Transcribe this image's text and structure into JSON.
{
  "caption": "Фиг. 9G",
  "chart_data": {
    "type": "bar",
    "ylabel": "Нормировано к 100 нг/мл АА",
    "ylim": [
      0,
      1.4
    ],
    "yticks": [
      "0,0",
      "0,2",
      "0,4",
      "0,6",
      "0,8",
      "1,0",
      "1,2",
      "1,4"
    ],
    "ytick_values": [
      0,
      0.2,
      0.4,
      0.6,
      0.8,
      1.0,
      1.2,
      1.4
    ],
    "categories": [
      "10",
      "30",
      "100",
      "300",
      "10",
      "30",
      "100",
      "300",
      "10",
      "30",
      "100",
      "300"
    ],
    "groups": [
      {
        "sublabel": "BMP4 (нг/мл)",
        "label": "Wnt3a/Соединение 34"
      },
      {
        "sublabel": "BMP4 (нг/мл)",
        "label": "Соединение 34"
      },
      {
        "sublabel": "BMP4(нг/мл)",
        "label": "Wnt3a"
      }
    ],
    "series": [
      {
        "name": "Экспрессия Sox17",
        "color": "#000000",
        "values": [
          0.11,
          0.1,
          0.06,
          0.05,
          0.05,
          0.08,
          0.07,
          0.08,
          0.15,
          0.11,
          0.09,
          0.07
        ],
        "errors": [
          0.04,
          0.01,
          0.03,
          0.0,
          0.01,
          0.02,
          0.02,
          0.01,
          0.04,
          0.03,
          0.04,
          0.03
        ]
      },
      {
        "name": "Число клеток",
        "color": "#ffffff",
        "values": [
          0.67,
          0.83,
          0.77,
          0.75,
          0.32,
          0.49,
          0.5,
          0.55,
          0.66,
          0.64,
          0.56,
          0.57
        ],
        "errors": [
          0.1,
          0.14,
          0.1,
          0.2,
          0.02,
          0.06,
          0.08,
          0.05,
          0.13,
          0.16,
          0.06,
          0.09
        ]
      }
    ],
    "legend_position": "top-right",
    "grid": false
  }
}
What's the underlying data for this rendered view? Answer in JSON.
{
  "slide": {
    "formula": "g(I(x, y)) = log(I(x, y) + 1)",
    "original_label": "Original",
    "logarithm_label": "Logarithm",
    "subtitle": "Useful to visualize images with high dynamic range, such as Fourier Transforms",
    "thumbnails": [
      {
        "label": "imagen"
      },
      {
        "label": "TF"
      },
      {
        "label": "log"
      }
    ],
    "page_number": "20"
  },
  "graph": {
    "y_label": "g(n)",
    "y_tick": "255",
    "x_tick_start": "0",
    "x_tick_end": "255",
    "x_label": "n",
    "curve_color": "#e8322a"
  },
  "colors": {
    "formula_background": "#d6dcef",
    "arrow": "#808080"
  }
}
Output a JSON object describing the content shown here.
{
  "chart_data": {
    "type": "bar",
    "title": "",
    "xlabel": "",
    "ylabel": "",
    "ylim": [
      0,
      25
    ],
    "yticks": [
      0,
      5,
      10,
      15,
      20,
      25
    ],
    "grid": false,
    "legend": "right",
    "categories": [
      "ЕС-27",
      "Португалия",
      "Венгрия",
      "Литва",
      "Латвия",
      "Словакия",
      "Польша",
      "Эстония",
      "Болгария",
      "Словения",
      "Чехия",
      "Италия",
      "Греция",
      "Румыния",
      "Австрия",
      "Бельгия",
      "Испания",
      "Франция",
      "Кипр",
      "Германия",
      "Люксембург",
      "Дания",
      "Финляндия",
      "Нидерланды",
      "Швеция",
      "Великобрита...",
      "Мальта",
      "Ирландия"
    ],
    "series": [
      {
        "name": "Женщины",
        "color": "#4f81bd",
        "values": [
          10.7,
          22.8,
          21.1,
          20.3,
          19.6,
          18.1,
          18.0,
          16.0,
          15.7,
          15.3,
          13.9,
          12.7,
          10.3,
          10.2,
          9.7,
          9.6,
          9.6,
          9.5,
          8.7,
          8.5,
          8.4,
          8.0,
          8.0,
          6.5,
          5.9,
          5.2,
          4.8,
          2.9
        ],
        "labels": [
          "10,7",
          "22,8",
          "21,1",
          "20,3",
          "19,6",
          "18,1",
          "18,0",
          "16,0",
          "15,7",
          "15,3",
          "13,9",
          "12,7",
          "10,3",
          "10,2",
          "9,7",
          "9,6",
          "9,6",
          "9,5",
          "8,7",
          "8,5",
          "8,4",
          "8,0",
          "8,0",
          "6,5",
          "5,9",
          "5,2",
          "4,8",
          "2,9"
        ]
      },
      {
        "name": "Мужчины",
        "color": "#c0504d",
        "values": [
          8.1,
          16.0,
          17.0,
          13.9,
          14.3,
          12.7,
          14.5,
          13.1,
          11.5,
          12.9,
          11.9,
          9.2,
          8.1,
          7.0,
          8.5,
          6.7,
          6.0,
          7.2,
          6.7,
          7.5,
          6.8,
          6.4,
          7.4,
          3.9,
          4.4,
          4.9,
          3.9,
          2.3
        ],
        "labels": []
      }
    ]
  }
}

__________

- **EXERCISE INSTRUCTIONS**
From the entries above, collect every line with the string "name" in it.

- **TASK SOLUTION**
        "name": "Экспрессия Sox17",
        "name": "Число клеток",
        "name": "Женщины",
        "name": "Мужчины",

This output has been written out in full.